TO DO:
- A) Repeat the part of the review starting at "Melanie Benson Taylor." and ending at "H-South (October, 2012)".
- B) Name the authors whose works, according to the review, receive sustained close readings in chapter 1.
- C) Pick up the review of Reconstructing the Native South after its final sentence and keep writing.

TEXT:
========
Melanie Benson Taylor. Reconstructing the Native South: American Indian Literature and the Lost Cause. Athens: University of Georgia Press, 2011. x + 253 pp. $59.95 (cloth), ISBN 978-0-8203-3884-2; $24.95 (paper), ISBN 978-0-8203-4066-1.
Reviewed by Gina Marie Caison (Georgia State University)
Published on H-South (October, 2012)
Commissioned by David Carlson (Troy University)
In another strong monograph from the University of Georgia Press’s New Southern Studies series, Melanie Benson Taylor lays substantial groundwork for the field of Native South literary studies. Reconstructing the Native South ambitiously synthesizes numerous literary and cultural texts alongside southern economic history in order to elucidate the precarious tethers between Native American studies and southern studies. The book generously contributes to previous literary Native South scholarship by other scholars, such as Eric Gary Anderson and Annette Trefzer.[1]
Following much of the same concerns as her first book, Disturbing Calculations: The Economics of Identity in Postcolonial Southern Literature, 1912–2002 (2008), this new work remains focused on the operations of capitalism in the region. Rather than simply rehash familiar notions of authenticity versus modernity or agrarianism versus industrialism, Taylor aims to “uncover the injurious ways that region, tribe, and nation fracture, suffer, and dissemble similarly under the pressures of capitalism” (p. 5). In doing so, she foregrounds the central issue that the book examines: the survival of multiple southern cultures is both dependent on and undermined by economic systems ranging from the plantation economy to the rise of global capitalism.
In the introduction and in the first chapter, Taylor examines the tenets of the region’s “lost causes.” The book interrogates the relationship between the southern civil religion of the lost cause and the losses experienced by Native people in the region. Noting the ways that both Native people and southerners are repeatedly “compelled to defend their own cultural integrity and autonomy” against notions of abject backwardness, Taylor takes on the task of exploring shared experiences without flattening the disturbing ways this real or perceived bond might play out (p. 20). Chapter 1 examines lost cause literary nostalgia as it incorporates ghostly Native signifiers alongside the southern specters in Native-produced literature. To do so, the book weaves together sustained close readings of works by several authors, including Barry Hannah, Stephen Graham Jones, Louis Owens, LeAnne Howe, and Diane Glancy, while touching briefly on numerous other texts. This investigation of haunted southern nostalgia combined with narratives of Native “retaliatory violence” leads the author to conclude that these dark fantasies reveal the ways in which global capitalism has “scripted us all into roles we can’t seem to refuse or rewrite” (p. 70). This circumstance, Taylor argues, contributes to the frequent appropriation of others’ identities in the region.
Chapter 2, “Red, Black, and Southern: Alliances and Erasures in the Biracial South,” follows much of the same method of chapter 1. Here Benson Taylor traces the ways that Native and African American identities in the South appear within narratives of both solidarity and disavowal. The chapter opens with an analysis of Julie Dash’s film Daughters of the Dust (1991). It continues with readings of poems by Honorée Fanonne Jeffers, Jennifer Lisa Vest, and Dale Marie Taylor, and concludes with analyses of novels from Geary Hobson, Owens, and Dawn Karima Pettigrew. Taken together, these readings contribute to the book’s argument that in the Native South the manufactured and naturalized economic forces of competition have repeatedly ruptured potential solidarities between Native and African Americans.
========
GIVEN DATA:
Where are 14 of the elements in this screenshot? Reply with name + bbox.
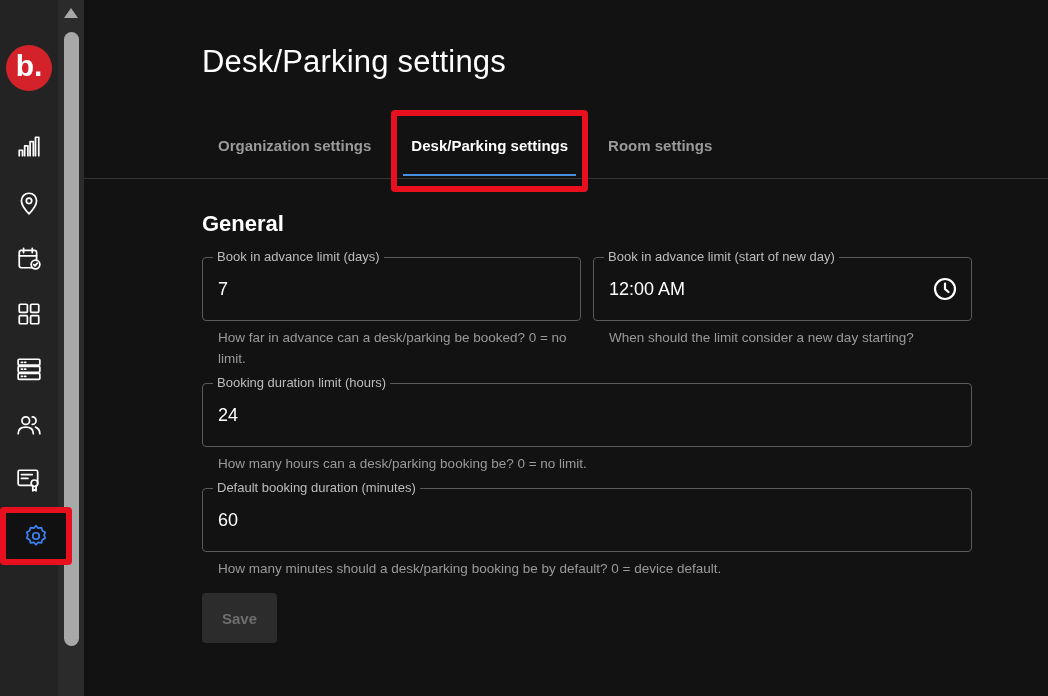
========
EXPECTED RESULTS:
- A)
Melanie Benson Taylor. Reconstructing the Native South: American Indian Literature and the Lost Cause. Athens: University of Georgia Press, 2011. x + 253 pp. $59.95 (cloth), ISBN 978-0-8203-3884-2; $24.95 (paper), ISBN 978-0-8203-4066-1.
Reviewed by Gina Marie Caison (Georgia State University)
Published on H-South (October, 2012)

- B) Barry Hannah, Stephen Graham Jones, Louis Owens, LeAnne Howe, and Diane Glancy

- C)
Chapter 3 picks up this critique and argues convincingly for the ways that “vectors of capitalism” produce and reproduce the commodification of identities in the region (p. 118). The book is strongest here, where it articulates the inherent contradiction of southern economies that both enable and undermine possibilities for strong communities and sovereign Native nations in the area. The closing analysis of Jerry Ellis’s travelogue Walking the Trail: One Man’s Journey along the Cherokee Trail of Tears (1991) really sings as it offers the powerful point that in the region, “‘freedom’ is just another word for the illusory agency of capitalism” (p. 161).
The final full chapter, “Excavating the World,” works in tandem with the book’s brief conclusion to open up new directions in Native South studies. Taking up works by Alice Walker, Allison Adelle Hedge Coke, Karenne Wood, Marilou Awiakta, Janet McAdams, and Belle Boggs, the book suggests possibilities for a productive and simultaneous past/present/future of the Native South. Despite what some readers might see as a potentially problematic metaphor of “excavation” for this promised future, the book’s closing offers a generous call for more work in the field. Even more important, it argues for the “real world” significance of cultural studies for living communities in the South.
This book marks another important initial step for literary studies of the Native South. It is impressive in its scope and generous in its opening of avenues for future research. While nonliterary studies scholars may feel overwhelmed by the book’s detailed close readings, literary researchers will enjoy Taylor’s many close examinations of key texts. In particular, her deft analyses of Owens’s understudied body of work are among the best in print. At times, however, the book’s urge to cover so much ground leaves several primary texts potentially under-examined where a more sustained or attuned reading might have offered a productive complication to the work’s overall argument. While the book makes frequent use of relevant work from ethnohistory and Native American studies, it tends to simplify some important conversations in those fields about such issues as racial identification in the early South, (trans)nationalisms, recognition, and hybridity. These moments, however, do not undermine the value of Taylor’s larger argument about southern economies and Native identity in the area. Ultimately, Taylor has offered the fields of southern studies and Native American studies an important contribution--one that interrogates a region’s difficult past and calls for its potentially boundless, and better, future.
Note
[1]. For example, see Eric Gary Anderson, “On Native Ground: Indigenous Presences and Countercolonial Strategies in Southern Narratives of Captivity, Removal, and Repossession,” Southern Spaces (2007), http://www.southernspaces.org/2007/native-ground-indigenous-presences-and-countercolonial-strategies-southern-narratives-captivity; Eric Gary Anderson, “Rethinking Indigenous Southern Communities,” American Literature 78, no. 4 (December 2006): 730-732; and Annette Trefzer, Disturbing Indians: The Archaeology of Southern Fiction (Tuscaloosa: University of Alabama Press, 2006).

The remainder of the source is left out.